WHAT IS REQUIRED — Quote the records that follow in full, leaving the pictures out.

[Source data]
———
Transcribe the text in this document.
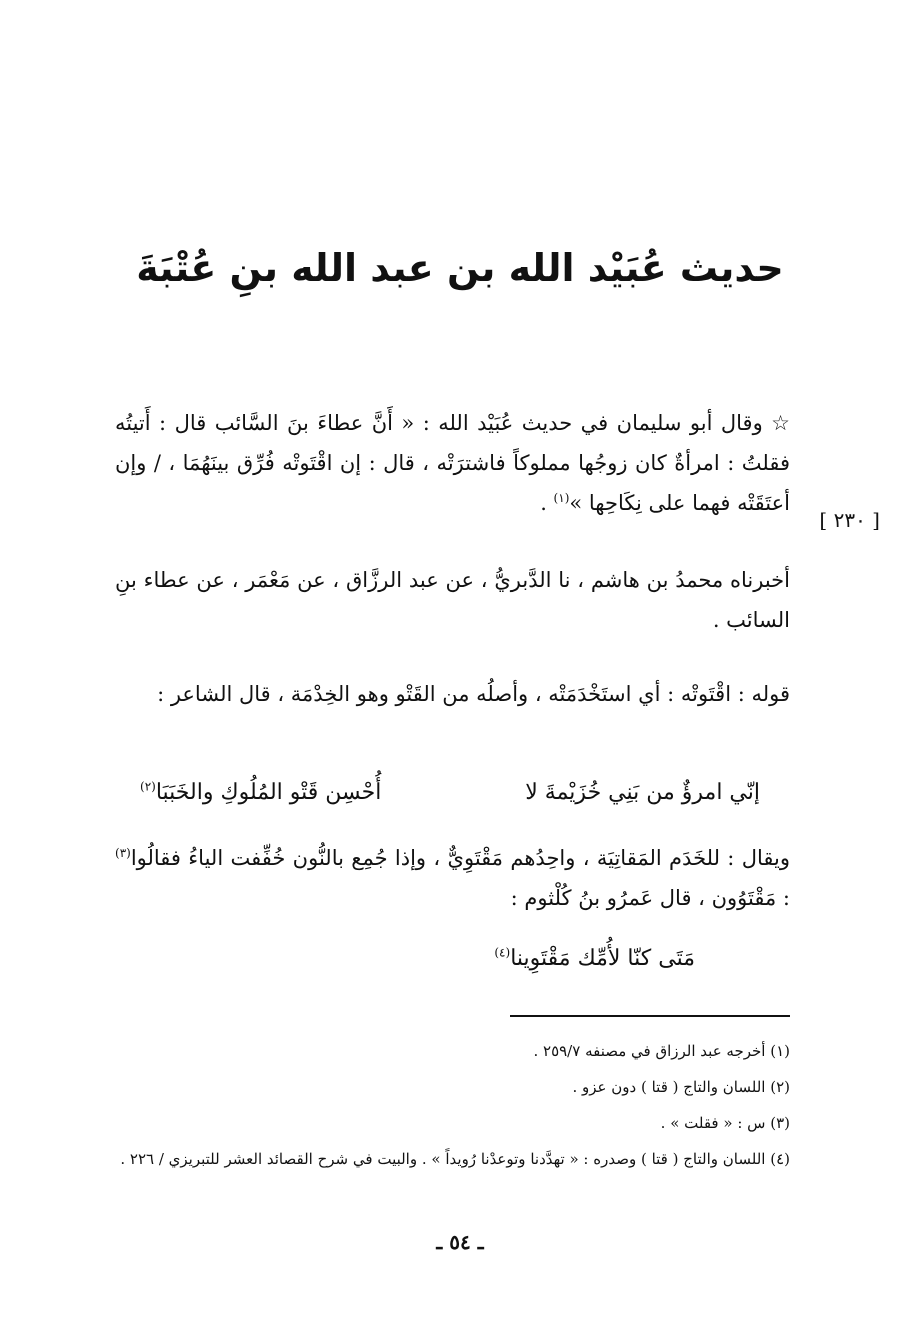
حديث عُبَيْد الله بن عبد الله بنِ عُتْبَةَ

☆ وقال أبو سليمان في حديث عُبَيْد الله : « أَنَّ عطاءَ بنَ السَّائب قال : أَتيتُه فقلتُ : امرأةٌ كان زوجُها مملوكاً فاشترَتْه ، قال : إن اقْتَوتْه فُرِّق بينَهُمَا ، / وإن أعتَقَتْه فهما على نِكَاحِها »$^{(١)}$ .

[ ٢٣٠ ]

أخبرناه محمدُ بن هاشم ، نا الدَّبريُّ ، عن عبد الرزَّاق ، عن مَعْمَر ، عن عطاء بنِ السائب .

قوله : اقْتَوتْه : أي استَخْدَمَتْه ، وأصلُه من القَتْو وهو الخِدْمَة ، قال الشاعر :

إنّي امرؤٌ من بَنِي خُزَيْمةَ لا
أُحْسِن قَتْو المُلُوكِ والخَبَبَا$^{(٢)}$

ويقال : للخَدَم المَقاتِيَة ، واحِدُهم مَقْتَوِيٌّ ، وإذا جُمِع بالنُّون خُفِّفت الياءُ فقالُوا$^{(٣)}$ : مَقْتَوُون ، قال عَمرُو بنُ كُلْثوم :

مَتَى كنّا لأُمِّك مَقْتَوِينا$^{(٤)}$
(١) أخرجه عبد الرزاق في مصنفه ٢٥٩/٧ .
(٢) اللسان والتاج ( قتا ) دون عزو .
(٣) س : « فقلت » .
(٤) اللسان والتاج ( قتا ) وصدره : « تهدَّدنا وتوعدْنا رُويداً » . والبيت في شرح القصائد العشر للتبريزي / ٢٢٦ .
ـ ٥٤ ـ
———
EXERCISE RESULT —
Transcribe the text in this document.
حديث عُبَيْد الله بن عبد الله بنِ عُتْبَةَ

☆ وقال أبو سليمان في حديث عُبَيْد الله : « أَنَّ عطاءَ بنَ السَّائب قال : أَتيتُه فقلتُ : امرأةٌ كان زوجُها مملوكاً فاشترَتْه ، قال : إن اقْتَوتْه فُرِّق بينَهُمَا ، / وإن أعتَقَتْه فهما على نِكَاحِها »$^{(١)}$ .

[ ٢٣٠ ]

أخبرناه محمدُ بن هاشم ، نا الدَّبريُّ ، عن عبد الرزَّاق ، عن مَعْمَر ، عن عطاء بنِ السائب .

قوله : اقْتَوتْه : أي استَخْدَمَتْه ، وأصلُه من القَتْو وهو الخِدْمَة ، قال الشاعر :

إنّي امرؤٌ من بَنِي خُزَيْمةَ لا
أُحْسِن قَتْو المُلُوكِ والخَبَبَا$^{(٢)}$

ويقال : للخَدَم المَقاتِيَة ، واحِدُهم مَقْتَوِيٌّ ، وإذا جُمِع بالنُّون خُفِّفت الياءُ فقالُوا$^{(٣)}$ : مَقْتَوُون ، قال عَمرُو بنُ كُلْثوم :

مَتَى كنّا لأُمِّك مَقْتَوِينا$^{(٤)}$
(١) أخرجه عبد الرزاق في مصنفه ٢٥٩/٧ .
(٢) اللسان والتاج ( قتا ) دون عزو .
(٣) س : « فقلت » .
(٤) اللسان والتاج ( قتا ) وصدره : « تهدَّدنا وتوعدْنا رُويداً » . والبيت في شرح القصائد العشر للتبريزي / ٢٢٦ .
ـ ٥٤ ـ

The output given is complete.